Your objective
Your answer should be a single number: the count of lines that hold the word "this".

[Excerpts from a figure dataset]
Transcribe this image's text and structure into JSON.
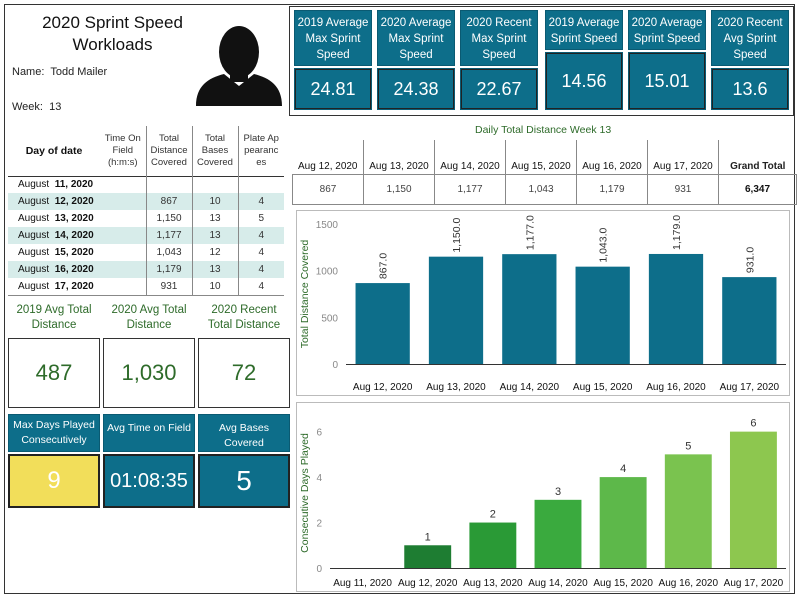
{
  "header": {
    "title_line1": "2020 Sprint Speed",
    "title_line2": "Workloads",
    "name_label": "Name:",
    "name_value": "Todd Mailer",
    "week_label": "Week:",
    "week_value": "13"
  },
  "top_kpis": [
    {
      "label": "2019 Average Max Sprint Speed",
      "value": "24.81"
    },
    {
      "label": "2020 Average Max Sprint Speed",
      "value": "24.38"
    },
    {
      "label": "2020 Recent Max Sprint Speed",
      "value": "22.67"
    },
    {
      "label": "2019 Average Sprint Speed",
      "value": "14.56"
    },
    {
      "label": "2020 Average Sprint Speed",
      "value": "15.01"
    },
    {
      "label": "2020 Recent Avg Sprint Speed",
      "value": "13.6"
    }
  ],
  "table": {
    "headers": [
      "Day of date",
      "Time On Field (h:m:s)",
      "Total Distance Covered",
      "Total Bases Covered",
      "Plate Ap pearanc es"
    ],
    "rows": [
      {
        "month": "August",
        "day": "11, 2020",
        "time": "",
        "distance": "",
        "bases": "",
        "pa": ""
      },
      {
        "month": "August",
        "day": "12, 2020",
        "time": "",
        "distance": "867",
        "bases": "10",
        "pa": "4"
      },
      {
        "month": "August",
        "day": "13, 2020",
        "time": "",
        "distance": "1,150",
        "bases": "13",
        "pa": "5"
      },
      {
        "month": "August",
        "day": "14, 2020",
        "time": "",
        "distance": "1,177",
        "bases": "13",
        "pa": "4"
      },
      {
        "month": "August",
        "day": "15, 2020",
        "time": "",
        "distance": "1,043",
        "bases": "12",
        "pa": "4"
      },
      {
        "month": "August",
        "day": "16, 2020",
        "time": "",
        "distance": "1,179",
        "bases": "13",
        "pa": "4"
      },
      {
        "month": "August",
        "day": "17, 2020",
        "time": "",
        "distance": "931",
        "bases": "10",
        "pa": "4"
      }
    ]
  },
  "mid_kpis": [
    {
      "label": "2019 Avg Total Distance",
      "value": "487"
    },
    {
      "label": "2020 Avg Total Distance",
      "value": "1,030"
    },
    {
      "label": "2020 Recent Total Distance",
      "value": "72"
    }
  ],
  "bottom_kpis": [
    {
      "label": "Max Days Played Consecutively",
      "value": "9"
    },
    {
      "label": "Avg Time on Field",
      "value": "01:08:35"
    },
    {
      "label": "Avg Bases Covered",
      "value": "5"
    }
  ],
  "distance_table": {
    "title": "Daily Total Distance Week 13",
    "headers": [
      "Aug 12, 2020",
      "Aug 13, 2020",
      "Aug 14, 2020",
      "Aug 15, 2020",
      "Aug 16, 2020",
      "Aug 17, 2020",
      "Grand Total"
    ],
    "values": [
      "867",
      "1,150",
      "1,177",
      "1,043",
      "1,179",
      "931",
      "6,347"
    ]
  },
  "colors": {
    "teal": "#0d6e8a",
    "yellow": "#f2de5a",
    "green_text": "#2e6b2a"
  },
  "chart_data": [
    {
      "type": "bar",
      "title": "",
      "ylabel": "Total Distance Covered",
      "categories": [
        "Aug 12, 2020",
        "Aug 13, 2020",
        "Aug 14, 2020",
        "Aug 15, 2020",
        "Aug 16, 2020",
        "Aug 17, 2020"
      ],
      "values": [
        867.0,
        1150.0,
        1177.0,
        1043.0,
        1179.0,
        931.0
      ],
      "data_labels": [
        "867.0",
        "1,150.0",
        "1,177.0",
        "1,043.0",
        "1,179.0",
        "931.0"
      ],
      "yticks": [
        "0",
        "500",
        "1000",
        "1500"
      ],
      "ylim": [
        0,
        1500
      ],
      "color": "#0d6e8a"
    },
    {
      "type": "bar",
      "title": "",
      "ylabel": "Consecutive Days Played",
      "categories": [
        "Aug 11, 2020",
        "Aug 12, 2020",
        "Aug 13, 2020",
        "Aug 14, 2020",
        "Aug 15, 2020",
        "Aug 16, 2020",
        "Aug 17, 2020"
      ],
      "values": [
        0,
        1,
        2,
        3,
        4,
        5,
        6
      ],
      "data_labels": [
        "",
        "1",
        "2",
        "3",
        "4",
        "5",
        "6"
      ],
      "yticks": [
        "0",
        "2",
        "4",
        "6"
      ],
      "ylim": [
        0,
        6.6
      ],
      "colors": [
        "#1e7d32",
        "#1e7d32",
        "#2a9a36",
        "#3aaa3e",
        "#5db84a",
        "#7ac34f",
        "#8dc74f"
      ]
    }
  ]
}
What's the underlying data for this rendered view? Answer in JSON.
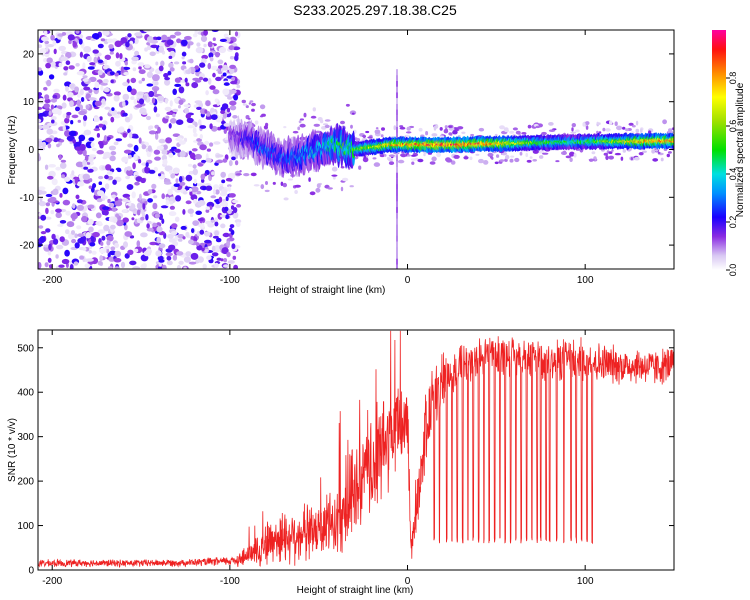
{
  "title": "S233.2025.297.18.38.C25",
  "chart_data": [
    {
      "type": "heatmap",
      "name": "spectrogram",
      "xlabel": "Height of straight line (km)",
      "ylabel": "Frequency (Hz)",
      "xlim": [
        -208,
        150
      ],
      "ylim": [
        -25,
        25
      ],
      "xticks": [
        -200,
        -100,
        0,
        100
      ],
      "xtick_labels": [
        "-200",
        "-100",
        "0",
        "100"
      ],
      "yticks": [
        -20,
        -10,
        0,
        10,
        20
      ],
      "ytick_labels": [
        "-20",
        "-10",
        "0",
        "10",
        "20"
      ],
      "colorbar": {
        "label": "Normalized spectral amplitude",
        "range": [
          0,
          1
        ],
        "ticks": [
          0.0,
          0.2,
          0.4,
          0.6,
          0.8
        ],
        "tick_labels": [
          "0.0",
          "0.2",
          "0.4",
          "0.6",
          "0.8"
        ]
      },
      "regions": [
        {
          "name": "noise",
          "x": [
            -208,
            -95
          ],
          "description": "scattered low-amplitude noise across all frequencies"
        },
        {
          "name": "signal-onset",
          "x": [
            -100,
            -30
          ],
          "freq_center": -2,
          "freq_spread": 6
        },
        {
          "name": "signal-band",
          "x": [
            -30,
            150
          ],
          "freq_center": 1.2,
          "freq_spread": 1.5
        }
      ],
      "ridge_x": [
        -100,
        -90,
        -80,
        -70,
        -60,
        -50,
        -40,
        -30,
        -20,
        -10,
        0,
        10,
        20,
        30,
        40,
        50,
        60,
        70,
        80,
        90,
        100,
        110,
        120,
        130,
        140,
        150
      ],
      "ridge_freq": [
        3,
        2,
        0,
        -2,
        -1,
        0,
        1,
        0,
        0.5,
        1,
        1,
        1,
        1,
        1,
        1.2,
        1.2,
        1.3,
        1.4,
        1.5,
        1.6,
        1.6,
        1.7,
        1.7,
        1.7,
        1.8,
        1.8
      ],
      "ridge_amp": [
        0.15,
        0.25,
        0.3,
        0.3,
        0.35,
        0.4,
        0.5,
        0.55,
        0.7,
        0.8,
        0.85,
        0.9,
        0.95,
        0.95,
        0.9,
        0.85,
        0.7,
        0.6,
        0.55,
        0.5,
        0.55,
        0.6,
        0.7,
        0.8,
        0.85,
        0.85
      ]
    },
    {
      "type": "line",
      "name": "snr",
      "xlabel": "Height of straight line (km)",
      "ylabel": "SNR (10 * v/v)",
      "xlim": [
        -208,
        150
      ],
      "ylim": [
        0,
        540
      ],
      "xticks": [
        -200,
        -100,
        0,
        100
      ],
      "xtick_labels": [
        "-200",
        "-100",
        "0",
        "100"
      ],
      "yticks": [
        0,
        100,
        200,
        300,
        400,
        500
      ],
      "ytick_labels": [
        "0",
        "100",
        "200",
        "300",
        "400",
        "500"
      ],
      "color": "#ee2222",
      "x": [
        -208,
        -200,
        -180,
        -160,
        -140,
        -120,
        -100,
        -90,
        -80,
        -70,
        -60,
        -50,
        -40,
        -30,
        -20,
        -10,
        -5,
        0,
        2,
        5,
        10,
        15,
        20,
        30,
        40,
        50,
        60,
        70,
        80,
        90,
        100,
        110,
        120,
        130,
        140,
        150
      ],
      "mean": [
        15,
        15,
        16,
        15,
        16,
        17,
        20,
        30,
        60,
        75,
        80,
        85,
        110,
        170,
        230,
        300,
        320,
        340,
        40,
        150,
        300,
        400,
        430,
        460,
        480,
        485,
        480,
        475,
        470,
        475,
        470,
        465,
        460,
        460,
        455,
        465
      ],
      "amplitude": [
        8,
        8,
        8,
        8,
        8,
        8,
        10,
        25,
        50,
        60,
        60,
        60,
        80,
        100,
        110,
        120,
        110,
        80,
        30,
        80,
        80,
        70,
        60,
        50,
        45,
        45,
        45,
        45,
        45,
        45,
        45,
        45,
        40,
        40,
        40,
        40
      ],
      "dips_x": [
        15,
        18,
        22,
        25,
        28,
        31,
        34,
        37,
        40,
        43,
        46,
        49,
        52,
        55,
        58,
        61,
        64,
        67,
        70,
        73,
        75,
        78,
        80,
        84,
        88,
        92,
        95,
        98,
        101,
        104
      ],
      "dip_value": 60
    }
  ]
}
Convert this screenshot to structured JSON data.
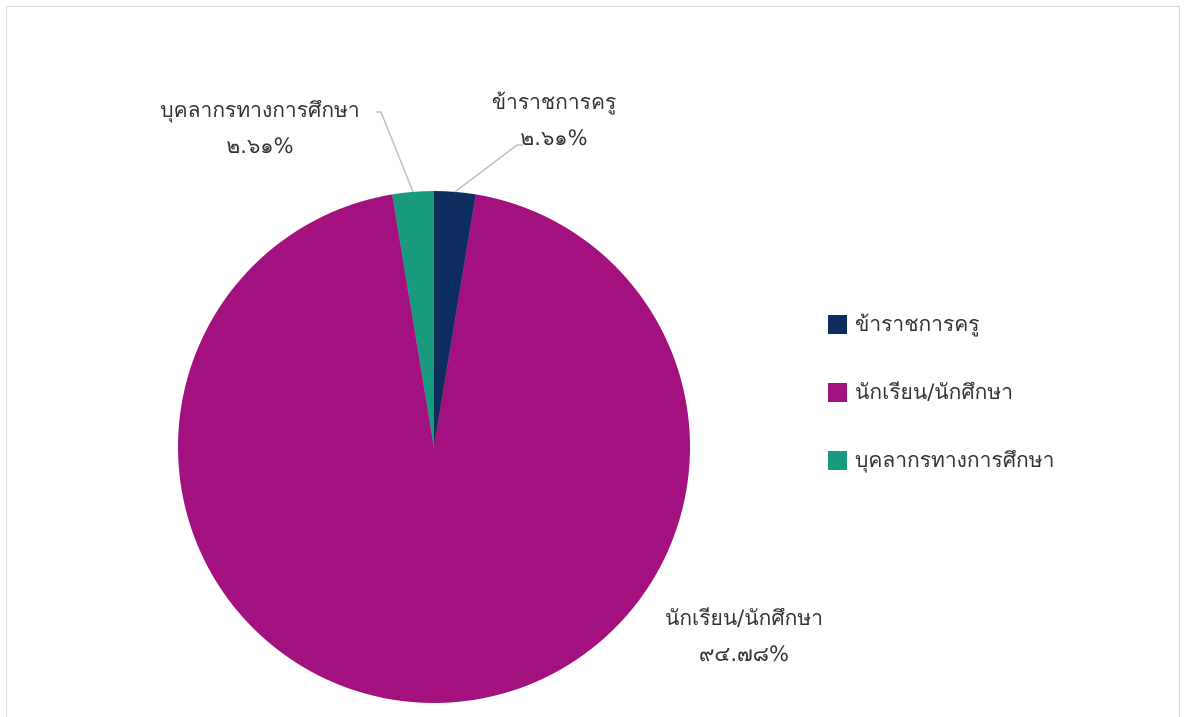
{
  "chart_data": {
    "type": "pie",
    "title": "",
    "series": [
      {
        "name": "ข้าราชการครู",
        "value": 2.61,
        "label": "๒.๖๑%",
        "color": "#0d2d5e"
      },
      {
        "name": "นักเรียน/นักศึกษา",
        "value": 94.78,
        "label": "๙๔.๗๘%",
        "color": "#a3117e"
      },
      {
        "name": "บุคลากรทางการศึกษา",
        "value": 2.61,
        "label": "๒.๖๑%",
        "color": "#189a7e"
      }
    ],
    "legend_position": "right",
    "label_line_color": "#bfbfbf"
  }
}
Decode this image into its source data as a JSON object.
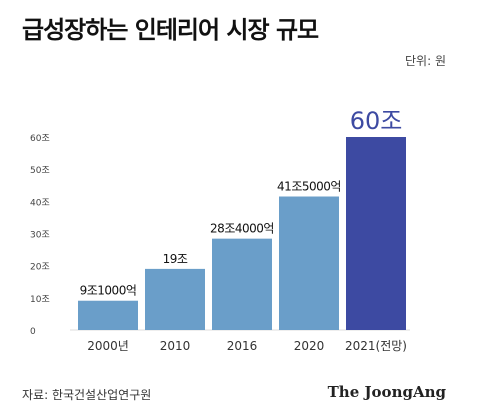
{
  "header": {
    "title": "급성장하는 인테리어 시장 규모",
    "unit": "단위: 원"
  },
  "footer": {
    "source": "자료: 한국건설산업연구원",
    "brand": "The JoongAng"
  },
  "colors": {
    "bar": "#6a9ec9",
    "highlight": "#3d4aa2",
    "axis_text": "#333333",
    "tick_text": "#444444",
    "gridline": "#dddddd"
  },
  "chart_data": {
    "type": "bar",
    "categories": [
      "2000년",
      "2010",
      "2016",
      "2020",
      "2021(전망)"
    ],
    "values": [
      9.1,
      19,
      28.4,
      41.5,
      60
    ],
    "value_labels": [
      "9조1000억",
      "19조",
      "28조4000억",
      "41조5000억",
      "60조"
    ],
    "highlight_index": 4,
    "yticks": [
      0,
      10,
      20,
      30,
      40,
      50,
      60
    ],
    "ytick_labels": [
      "0",
      "10조",
      "20조",
      "30조",
      "40조",
      "50조",
      "60조"
    ],
    "ylim": [
      0,
      60
    ],
    "grid": false,
    "legend": "none"
  }
}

Reply
4